**WHAT NEEDS TO BE DONE**
Reproduce the records below exactly as given.

**INPUT FOR THIS TASK**
□ □ □
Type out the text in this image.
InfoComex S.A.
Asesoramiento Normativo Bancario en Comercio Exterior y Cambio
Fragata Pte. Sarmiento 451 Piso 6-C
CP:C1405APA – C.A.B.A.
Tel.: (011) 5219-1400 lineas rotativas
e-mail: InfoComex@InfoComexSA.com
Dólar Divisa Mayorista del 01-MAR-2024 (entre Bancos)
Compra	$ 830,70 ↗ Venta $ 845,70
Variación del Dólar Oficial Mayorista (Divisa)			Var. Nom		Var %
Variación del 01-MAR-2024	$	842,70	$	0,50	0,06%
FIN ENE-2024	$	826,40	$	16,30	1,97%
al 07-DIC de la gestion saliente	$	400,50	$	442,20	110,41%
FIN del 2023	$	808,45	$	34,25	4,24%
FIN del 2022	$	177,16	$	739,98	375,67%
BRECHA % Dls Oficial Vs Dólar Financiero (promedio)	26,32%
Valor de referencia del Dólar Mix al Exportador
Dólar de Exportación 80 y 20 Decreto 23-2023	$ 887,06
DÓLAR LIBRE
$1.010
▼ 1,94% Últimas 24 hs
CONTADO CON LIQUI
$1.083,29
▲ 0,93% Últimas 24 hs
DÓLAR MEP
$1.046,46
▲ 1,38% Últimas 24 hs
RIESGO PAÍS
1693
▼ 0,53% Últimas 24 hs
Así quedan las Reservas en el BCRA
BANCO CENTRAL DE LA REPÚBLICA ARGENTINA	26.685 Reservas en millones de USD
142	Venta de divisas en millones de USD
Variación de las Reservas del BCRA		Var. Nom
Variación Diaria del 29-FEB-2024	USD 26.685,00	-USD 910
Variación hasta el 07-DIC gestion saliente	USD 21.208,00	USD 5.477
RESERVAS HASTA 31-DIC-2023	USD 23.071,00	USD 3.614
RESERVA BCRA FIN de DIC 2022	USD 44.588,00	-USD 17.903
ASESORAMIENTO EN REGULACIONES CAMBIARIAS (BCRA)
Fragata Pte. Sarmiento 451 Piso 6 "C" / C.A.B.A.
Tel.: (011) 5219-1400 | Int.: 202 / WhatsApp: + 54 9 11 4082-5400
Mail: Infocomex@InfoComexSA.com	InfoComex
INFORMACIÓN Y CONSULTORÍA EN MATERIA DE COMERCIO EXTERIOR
□ □ □
**WRITTEN ANSWER**
Type out the text in this image.
InfoComex S.A.
Asesoramiento Normativo Bancario en Comercio Exterior y Cambio
Fragata Pte. Sarmiento 451 Piso 6-C
CP:C1405APA – C.A.B.A.
Tel.: (011) 5219-1400 lineas rotativas
e-mail: InfoComex@InfoComexSA.com
Dólar Divisa Mayorista del 01-MAR-2024 (entre Bancos)
Compra	$ 830,70 ↗ Venta $ 845,70
Variación del Dólar Oficial Mayorista (Divisa)			Var. Nom		Var %
Variación del 01-MAR-2024	$	842,70	$	0,50	0,06%
FIN ENE-2024	$	826,40	$	16,30	1,97%
al 07-DIC de la gestion saliente	$	400,50	$	442,20	110,41%
FIN del 2023	$	808,45	$	34,25	4,24%
FIN del 2022	$	177,16	$	739,98	375,67%
BRECHA % Dls Oficial Vs Dólar Financiero (promedio)	26,32%
Valor de referencia del Dólar Mix al Exportador
Dólar de Exportación 80 y 20 Decreto 23-2023	$ 887,06
DÓLAR LIBRE
$1.010
▼ 1,94% Últimas 24 hs
CONTADO CON LIQUI
$1.083,29
▲ 0,93% Últimas 24 hs
DÓLAR MEP
$1.046,46
▲ 1,38% Últimas 24 hs
RIESGO PAÍS
1693
▼ 0,53% Últimas 24 hs
Así quedan las Reservas en el BCRA
BANCO CENTRAL DE LA REPÚBLICA ARGENTINA	26.685 Reservas en millones de USD
142	Venta de divisas en millones de USD
Variación de las Reservas del BCRA		Var. Nom
Variación Diaria del 29-FEB-2024	USD 26.685,00	-USD 910
Variación hasta el 07-DIC gestion saliente	USD 21.208,00	USD 5.477
RESERVAS HASTA 31-DIC-2023	USD 23.071,00	USD 3.614
RESERVA BCRA FIN de DIC 2022	USD 44.588,00	-USD 17.903
ASESORAMIENTO EN REGULACIONES CAMBIARIAS (BCRA)
Fragata Pte. Sarmiento 451 Piso 6 "C" / C.A.B.A.
Tel.: (011) 5219-1400 | Int.: 202 / WhatsApp: + 54 9 11 4082-5400
Mail: Infocomex@InfoComexSA.com	InfoComex
INFORMACIÓN Y CONSULTORÍA EN MATERIA DE COMERCIO EXTERIOR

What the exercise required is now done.